═════ Material provided
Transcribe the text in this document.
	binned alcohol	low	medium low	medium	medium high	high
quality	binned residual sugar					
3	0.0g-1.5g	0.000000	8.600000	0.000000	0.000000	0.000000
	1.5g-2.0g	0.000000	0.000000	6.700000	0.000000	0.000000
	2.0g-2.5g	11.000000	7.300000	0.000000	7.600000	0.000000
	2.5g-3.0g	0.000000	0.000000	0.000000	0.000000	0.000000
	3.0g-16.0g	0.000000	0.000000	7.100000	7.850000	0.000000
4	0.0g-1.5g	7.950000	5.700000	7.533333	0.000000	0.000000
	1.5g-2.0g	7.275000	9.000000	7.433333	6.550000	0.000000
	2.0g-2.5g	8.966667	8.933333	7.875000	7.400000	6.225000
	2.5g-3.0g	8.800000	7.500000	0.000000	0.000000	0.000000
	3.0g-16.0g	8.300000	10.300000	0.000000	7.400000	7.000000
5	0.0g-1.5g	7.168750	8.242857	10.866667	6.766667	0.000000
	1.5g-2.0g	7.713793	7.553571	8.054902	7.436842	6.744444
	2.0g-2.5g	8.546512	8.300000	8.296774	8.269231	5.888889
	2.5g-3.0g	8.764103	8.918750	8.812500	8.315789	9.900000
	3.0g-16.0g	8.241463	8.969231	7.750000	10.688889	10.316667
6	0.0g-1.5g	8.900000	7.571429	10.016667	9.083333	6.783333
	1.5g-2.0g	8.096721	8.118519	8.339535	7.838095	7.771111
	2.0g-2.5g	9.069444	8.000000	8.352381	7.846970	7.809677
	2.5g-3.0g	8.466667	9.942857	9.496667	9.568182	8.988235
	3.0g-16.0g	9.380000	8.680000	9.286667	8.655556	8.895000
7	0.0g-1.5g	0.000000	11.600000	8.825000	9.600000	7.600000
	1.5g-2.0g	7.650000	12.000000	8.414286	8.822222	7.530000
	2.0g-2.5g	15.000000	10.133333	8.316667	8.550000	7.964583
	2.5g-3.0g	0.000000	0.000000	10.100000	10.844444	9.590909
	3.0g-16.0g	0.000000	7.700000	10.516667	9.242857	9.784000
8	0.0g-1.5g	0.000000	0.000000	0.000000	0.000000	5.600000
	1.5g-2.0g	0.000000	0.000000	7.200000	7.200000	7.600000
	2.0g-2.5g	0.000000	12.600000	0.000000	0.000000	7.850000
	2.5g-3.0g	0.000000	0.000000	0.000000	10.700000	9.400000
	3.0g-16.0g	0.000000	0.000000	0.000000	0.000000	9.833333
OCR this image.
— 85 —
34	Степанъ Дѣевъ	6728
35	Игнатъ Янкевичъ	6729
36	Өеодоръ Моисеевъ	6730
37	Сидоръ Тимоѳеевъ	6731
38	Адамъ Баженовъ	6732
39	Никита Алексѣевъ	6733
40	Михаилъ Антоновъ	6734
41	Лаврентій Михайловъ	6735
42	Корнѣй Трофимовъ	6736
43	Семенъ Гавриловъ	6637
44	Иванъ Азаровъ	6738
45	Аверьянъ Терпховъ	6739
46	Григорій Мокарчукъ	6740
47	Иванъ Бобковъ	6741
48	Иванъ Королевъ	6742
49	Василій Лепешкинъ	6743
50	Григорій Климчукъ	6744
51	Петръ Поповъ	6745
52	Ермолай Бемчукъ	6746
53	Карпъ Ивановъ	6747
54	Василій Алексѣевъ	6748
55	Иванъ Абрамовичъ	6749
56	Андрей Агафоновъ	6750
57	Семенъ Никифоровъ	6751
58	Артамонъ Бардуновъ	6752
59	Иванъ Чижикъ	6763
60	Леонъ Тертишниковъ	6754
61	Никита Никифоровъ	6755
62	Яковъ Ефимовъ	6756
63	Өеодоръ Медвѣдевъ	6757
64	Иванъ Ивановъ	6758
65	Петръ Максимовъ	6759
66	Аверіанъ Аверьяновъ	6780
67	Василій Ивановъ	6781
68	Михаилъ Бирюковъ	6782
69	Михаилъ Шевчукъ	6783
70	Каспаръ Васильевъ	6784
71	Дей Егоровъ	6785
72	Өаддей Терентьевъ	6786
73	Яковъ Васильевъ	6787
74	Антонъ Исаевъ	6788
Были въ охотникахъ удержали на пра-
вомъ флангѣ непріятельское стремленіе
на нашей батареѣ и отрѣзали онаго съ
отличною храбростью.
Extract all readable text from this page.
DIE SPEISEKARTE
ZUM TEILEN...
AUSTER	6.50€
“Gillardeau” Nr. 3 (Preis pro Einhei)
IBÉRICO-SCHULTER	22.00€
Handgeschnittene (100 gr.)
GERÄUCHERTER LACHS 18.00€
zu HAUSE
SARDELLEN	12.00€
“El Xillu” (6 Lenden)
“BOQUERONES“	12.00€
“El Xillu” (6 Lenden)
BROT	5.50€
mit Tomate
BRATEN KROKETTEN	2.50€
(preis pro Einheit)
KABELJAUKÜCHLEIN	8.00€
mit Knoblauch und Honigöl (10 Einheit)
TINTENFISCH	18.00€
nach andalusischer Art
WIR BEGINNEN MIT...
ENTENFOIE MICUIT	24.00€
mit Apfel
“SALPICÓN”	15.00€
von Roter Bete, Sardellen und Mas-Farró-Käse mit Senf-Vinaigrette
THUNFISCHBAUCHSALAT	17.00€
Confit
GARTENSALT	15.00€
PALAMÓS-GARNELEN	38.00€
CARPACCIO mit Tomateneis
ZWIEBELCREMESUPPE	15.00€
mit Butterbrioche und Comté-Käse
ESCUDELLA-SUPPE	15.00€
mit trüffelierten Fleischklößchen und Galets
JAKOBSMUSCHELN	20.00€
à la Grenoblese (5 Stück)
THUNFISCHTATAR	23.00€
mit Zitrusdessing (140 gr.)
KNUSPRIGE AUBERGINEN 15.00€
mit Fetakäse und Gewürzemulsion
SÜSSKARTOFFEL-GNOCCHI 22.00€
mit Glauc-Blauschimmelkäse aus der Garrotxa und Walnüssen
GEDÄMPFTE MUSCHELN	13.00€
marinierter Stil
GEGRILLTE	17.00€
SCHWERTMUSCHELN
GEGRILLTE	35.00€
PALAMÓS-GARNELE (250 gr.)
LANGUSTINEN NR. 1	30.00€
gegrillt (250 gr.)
══════════
--- Your objective ---
Copy each line that holds the word "Өеодоръ".

--- Task answer ---
36	Өеодоръ Моисеевъ	6730
63	Өеодоръ Медвѣдевъ	6757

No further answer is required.